• **TASK GOAL**
Pictures stay out of the copy; set down each line of the listing below exactly.

(Dataset items)
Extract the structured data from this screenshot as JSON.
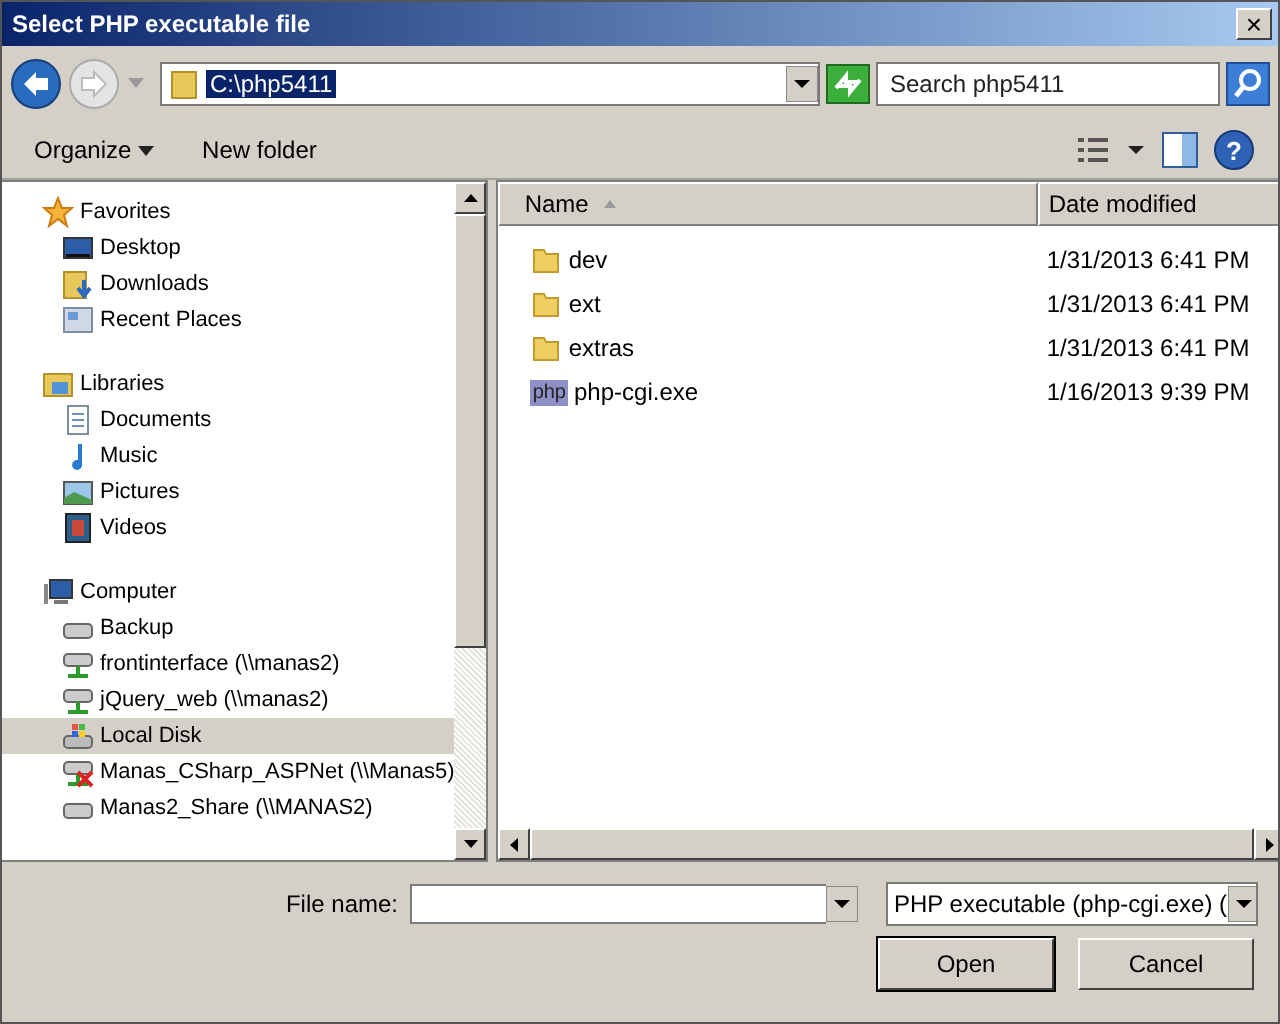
{
  "window": {
    "title": "Select PHP executable file",
    "close": "×"
  },
  "address": {
    "value": "C:\\php5411"
  },
  "search": {
    "placeholder": "Search php5411"
  },
  "toolbar": {
    "organize": "Organize",
    "new_folder": "New folder",
    "help": "?"
  },
  "sidebar": {
    "items": [
      {
        "label": "Favorites",
        "kind": "group",
        "selected": false
      },
      {
        "label": "Desktop",
        "kind": "item",
        "selected": false
      },
      {
        "label": "Downloads",
        "kind": "item",
        "selected": false
      },
      {
        "label": "Recent Places",
        "kind": "item",
        "selected": false
      },
      {
        "label": "Libraries",
        "kind": "group",
        "selected": false
      },
      {
        "label": "Documents",
        "kind": "item",
        "selected": false
      },
      {
        "label": "Music",
        "kind": "item",
        "selected": false
      },
      {
        "label": "Pictures",
        "kind": "item",
        "selected": false
      },
      {
        "label": "Videos",
        "kind": "item",
        "selected": false
      },
      {
        "label": "Computer",
        "kind": "group",
        "selected": false
      },
      {
        "label": "Backup",
        "kind": "item",
        "selected": false
      },
      {
        "label": "frontinterface (\\\\manas2)",
        "kind": "item",
        "selected": false
      },
      {
        "label": "jQuery_web (\\\\manas2)",
        "kind": "item",
        "selected": false
      },
      {
        "label": "Local Disk",
        "kind": "item",
        "selected": true
      },
      {
        "label": "Manas_CSharp_ASPNet (\\\\Manas5)",
        "kind": "item",
        "selected": false
      },
      {
        "label": "Manas2_Share (\\\\MANAS2)",
        "kind": "item",
        "selected": false
      }
    ]
  },
  "table": {
    "columns": [
      "Name",
      "Date modified"
    ],
    "rows": [
      {
        "name": "dev",
        "date": "1/31/2013 6:41 PM",
        "kind": "folder"
      },
      {
        "name": "ext",
        "date": "1/31/2013 6:41 PM",
        "kind": "folder"
      },
      {
        "name": "extras",
        "date": "1/31/2013 6:41 PM",
        "kind": "folder"
      },
      {
        "name": "php-cgi.exe",
        "date": "1/16/2013 9:39 PM",
        "kind": "file",
        "icon_text": "php"
      }
    ]
  },
  "footer": {
    "file_name_label": "File name:",
    "file_type": "PHP executable (php-cgi.exe) (",
    "buttons": [
      "Open",
      "Cancel"
    ]
  }
}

• **OUTPUT BELOW**
Extract the structured data from this screenshot as JSON.
{
  "window": {
    "title": "Select PHP executable file",
    "close": "×"
  },
  "address": {
    "value": "C:\\php5411"
  },
  "search": {
    "placeholder": "Search php5411"
  },
  "toolbar": {
    "organize": "Organize",
    "new_folder": "New folder",
    "help": "?"
  },
  "sidebar": {
    "items": [
      {
        "label": "Favorites",
        "kind": "group",
        "selected": false
      },
      {
        "label": "Desktop",
        "kind": "item",
        "selected": false
      },
      {
        "label": "Downloads",
        "kind": "item",
        "selected": false
      },
      {
        "label": "Recent Places",
        "kind": "item",
        "selected": false
      },
      {
        "label": "Libraries",
        "kind": "group",
        "selected": false
      },
      {
        "label": "Documents",
        "kind": "item",
        "selected": false
      },
      {
        "label": "Music",
        "kind": "item",
        "selected": false
      },
      {
        "label": "Pictures",
        "kind": "item",
        "selected": false
      },
      {
        "label": "Videos",
        "kind": "item",
        "selected": false
      },
      {
        "label": "Computer",
        "kind": "group",
        "selected": false
      },
      {
        "label": "Backup",
        "kind": "item",
        "selected": false
      },
      {
        "label": "frontinterface (\\\\manas2)",
        "kind": "item",
        "selected": false
      },
      {
        "label": "jQuery_web (\\\\manas2)",
        "kind": "item",
        "selected": false
      },
      {
        "label": "Local Disk",
        "kind": "item",
        "selected": true
      },
      {
        "label": "Manas_CSharp_ASPNet (\\\\Manas5)",
        "kind": "item",
        "selected": false
      },
      {
        "label": "Manas2_Share (\\\\MANAS2)",
        "kind": "item",
        "selected": false
      }
    ]
  },
  "table": {
    "columns": [
      "Name",
      "Date modified"
    ],
    "rows": [
      {
        "name": "dev",
        "date": "1/31/2013 6:41 PM",
        "kind": "folder"
      },
      {
        "name": "ext",
        "date": "1/31/2013 6:41 PM",
        "kind": "folder"
      },
      {
        "name": "extras",
        "date": "1/31/2013 6:41 PM",
        "kind": "folder"
      },
      {
        "name": "php-cgi.exe",
        "date": "1/16/2013 9:39 PM",
        "kind": "file",
        "icon_text": "php"
      }
    ]
  },
  "footer": {
    "file_name_label": "File name:",
    "file_type": "PHP executable (php-cgi.exe) (",
    "buttons": [
      "Open",
      "Cancel"
    ]
  }
}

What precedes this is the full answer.